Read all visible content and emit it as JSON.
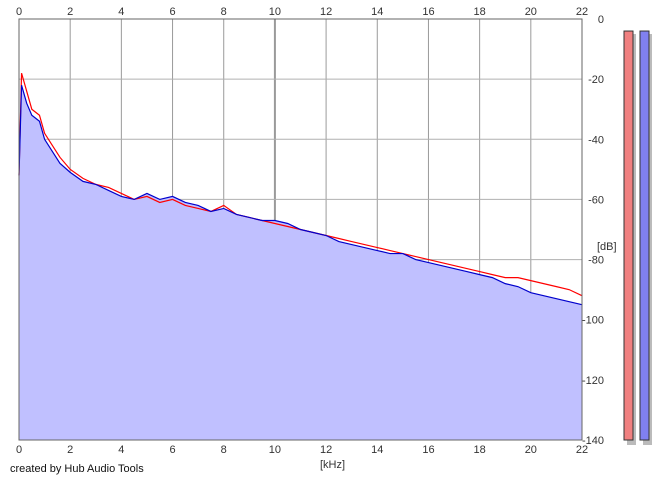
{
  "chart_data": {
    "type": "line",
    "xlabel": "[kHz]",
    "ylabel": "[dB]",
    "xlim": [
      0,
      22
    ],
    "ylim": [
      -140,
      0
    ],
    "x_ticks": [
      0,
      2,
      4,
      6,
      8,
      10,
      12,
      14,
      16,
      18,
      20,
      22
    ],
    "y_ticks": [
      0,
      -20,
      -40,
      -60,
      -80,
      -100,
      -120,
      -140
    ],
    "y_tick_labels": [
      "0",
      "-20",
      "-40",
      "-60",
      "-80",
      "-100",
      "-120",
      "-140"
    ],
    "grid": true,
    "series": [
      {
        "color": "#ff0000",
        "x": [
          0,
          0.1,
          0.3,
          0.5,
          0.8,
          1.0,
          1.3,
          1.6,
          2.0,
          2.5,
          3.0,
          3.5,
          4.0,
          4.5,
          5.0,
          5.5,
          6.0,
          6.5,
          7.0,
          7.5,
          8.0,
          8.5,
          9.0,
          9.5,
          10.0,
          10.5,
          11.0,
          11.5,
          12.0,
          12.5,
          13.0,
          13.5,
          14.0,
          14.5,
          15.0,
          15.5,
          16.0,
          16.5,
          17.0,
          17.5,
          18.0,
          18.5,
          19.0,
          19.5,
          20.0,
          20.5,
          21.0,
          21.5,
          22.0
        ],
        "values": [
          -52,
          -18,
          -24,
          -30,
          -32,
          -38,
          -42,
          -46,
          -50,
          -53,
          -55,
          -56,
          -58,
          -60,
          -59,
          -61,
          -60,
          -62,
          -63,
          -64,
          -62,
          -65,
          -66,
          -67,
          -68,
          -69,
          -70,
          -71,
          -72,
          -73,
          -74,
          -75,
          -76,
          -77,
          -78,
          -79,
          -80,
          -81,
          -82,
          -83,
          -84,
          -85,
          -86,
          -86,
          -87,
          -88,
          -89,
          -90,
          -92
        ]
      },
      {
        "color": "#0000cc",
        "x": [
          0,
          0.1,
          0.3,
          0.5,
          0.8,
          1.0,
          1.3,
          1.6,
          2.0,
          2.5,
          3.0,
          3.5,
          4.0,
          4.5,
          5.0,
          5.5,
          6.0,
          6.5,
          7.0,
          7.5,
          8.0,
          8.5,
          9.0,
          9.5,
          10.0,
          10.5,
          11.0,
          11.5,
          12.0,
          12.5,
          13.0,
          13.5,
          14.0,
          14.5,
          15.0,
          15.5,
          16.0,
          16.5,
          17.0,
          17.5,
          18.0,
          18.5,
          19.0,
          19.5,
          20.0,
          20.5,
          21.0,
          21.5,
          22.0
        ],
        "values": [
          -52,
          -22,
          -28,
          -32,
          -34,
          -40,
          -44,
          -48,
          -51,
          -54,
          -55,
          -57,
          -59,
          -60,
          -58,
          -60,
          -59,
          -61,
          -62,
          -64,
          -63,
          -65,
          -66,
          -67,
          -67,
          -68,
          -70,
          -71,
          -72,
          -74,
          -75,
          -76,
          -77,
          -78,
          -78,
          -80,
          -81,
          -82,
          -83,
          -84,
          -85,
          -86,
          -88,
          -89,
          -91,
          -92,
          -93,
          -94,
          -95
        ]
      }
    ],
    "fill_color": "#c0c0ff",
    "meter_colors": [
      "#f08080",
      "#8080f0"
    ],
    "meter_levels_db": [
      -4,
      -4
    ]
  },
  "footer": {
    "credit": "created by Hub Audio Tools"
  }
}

—————

WHAT IS ASKED: Write out the records above exactly as they stand, leaving out every picture.

CORRECT OUTPUT:
Read all visible content and emit it as JSON.
{
  "chart_data": {
    "type": "line",
    "xlabel": "[kHz]",
    "ylabel": "[dB]",
    "xlim": [
      0,
      22
    ],
    "ylim": [
      -140,
      0
    ],
    "x_ticks": [
      0,
      2,
      4,
      6,
      8,
      10,
      12,
      14,
      16,
      18,
      20,
      22
    ],
    "y_ticks": [
      0,
      -20,
      -40,
      -60,
      -80,
      -100,
      -120,
      -140
    ],
    "y_tick_labels": [
      "0",
      "-20",
      "-40",
      "-60",
      "-80",
      "-100",
      "-120",
      "-140"
    ],
    "grid": true,
    "series": [
      {
        "color": "#ff0000",
        "x": [
          0,
          0.1,
          0.3,
          0.5,
          0.8,
          1.0,
          1.3,
          1.6,
          2.0,
          2.5,
          3.0,
          3.5,
          4.0,
          4.5,
          5.0,
          5.5,
          6.0,
          6.5,
          7.0,
          7.5,
          8.0,
          8.5,
          9.0,
          9.5,
          10.0,
          10.5,
          11.0,
          11.5,
          12.0,
          12.5,
          13.0,
          13.5,
          14.0,
          14.5,
          15.0,
          15.5,
          16.0,
          16.5,
          17.0,
          17.5,
          18.0,
          18.5,
          19.0,
          19.5,
          20.0,
          20.5,
          21.0,
          21.5,
          22.0
        ],
        "values": [
          -52,
          -18,
          -24,
          -30,
          -32,
          -38,
          -42,
          -46,
          -50,
          -53,
          -55,
          -56,
          -58,
          -60,
          -59,
          -61,
          -60,
          -62,
          -63,
          -64,
          -62,
          -65,
          -66,
          -67,
          -68,
          -69,
          -70,
          -71,
          -72,
          -73,
          -74,
          -75,
          -76,
          -77,
          -78,
          -79,
          -80,
          -81,
          -82,
          -83,
          -84,
          -85,
          -86,
          -86,
          -87,
          -88,
          -89,
          -90,
          -92
        ]
      },
      {
        "color": "#0000cc",
        "x": [
          0,
          0.1,
          0.3,
          0.5,
          0.8,
          1.0,
          1.3,
          1.6,
          2.0,
          2.5,
          3.0,
          3.5,
          4.0,
          4.5,
          5.0,
          5.5,
          6.0,
          6.5,
          7.0,
          7.5,
          8.0,
          8.5,
          9.0,
          9.5,
          10.0,
          10.5,
          11.0,
          11.5,
          12.0,
          12.5,
          13.0,
          13.5,
          14.0,
          14.5,
          15.0,
          15.5,
          16.0,
          16.5,
          17.0,
          17.5,
          18.0,
          18.5,
          19.0,
          19.5,
          20.0,
          20.5,
          21.0,
          21.5,
          22.0
        ],
        "values": [
          -52,
          -22,
          -28,
          -32,
          -34,
          -40,
          -44,
          -48,
          -51,
          -54,
          -55,
          -57,
          -59,
          -60,
          -58,
          -60,
          -59,
          -61,
          -62,
          -64,
          -63,
          -65,
          -66,
          -67,
          -67,
          -68,
          -70,
          -71,
          -72,
          -74,
          -75,
          -76,
          -77,
          -78,
          -78,
          -80,
          -81,
          -82,
          -83,
          -84,
          -85,
          -86,
          -88,
          -89,
          -91,
          -92,
          -93,
          -94,
          -95
        ]
      }
    ],
    "fill_color": "#c0c0ff",
    "meter_colors": [
      "#f08080",
      "#8080f0"
    ],
    "meter_levels_db": [
      -4,
      -4
    ]
  },
  "footer": {
    "credit": "created by Hub Audio Tools"
  }
}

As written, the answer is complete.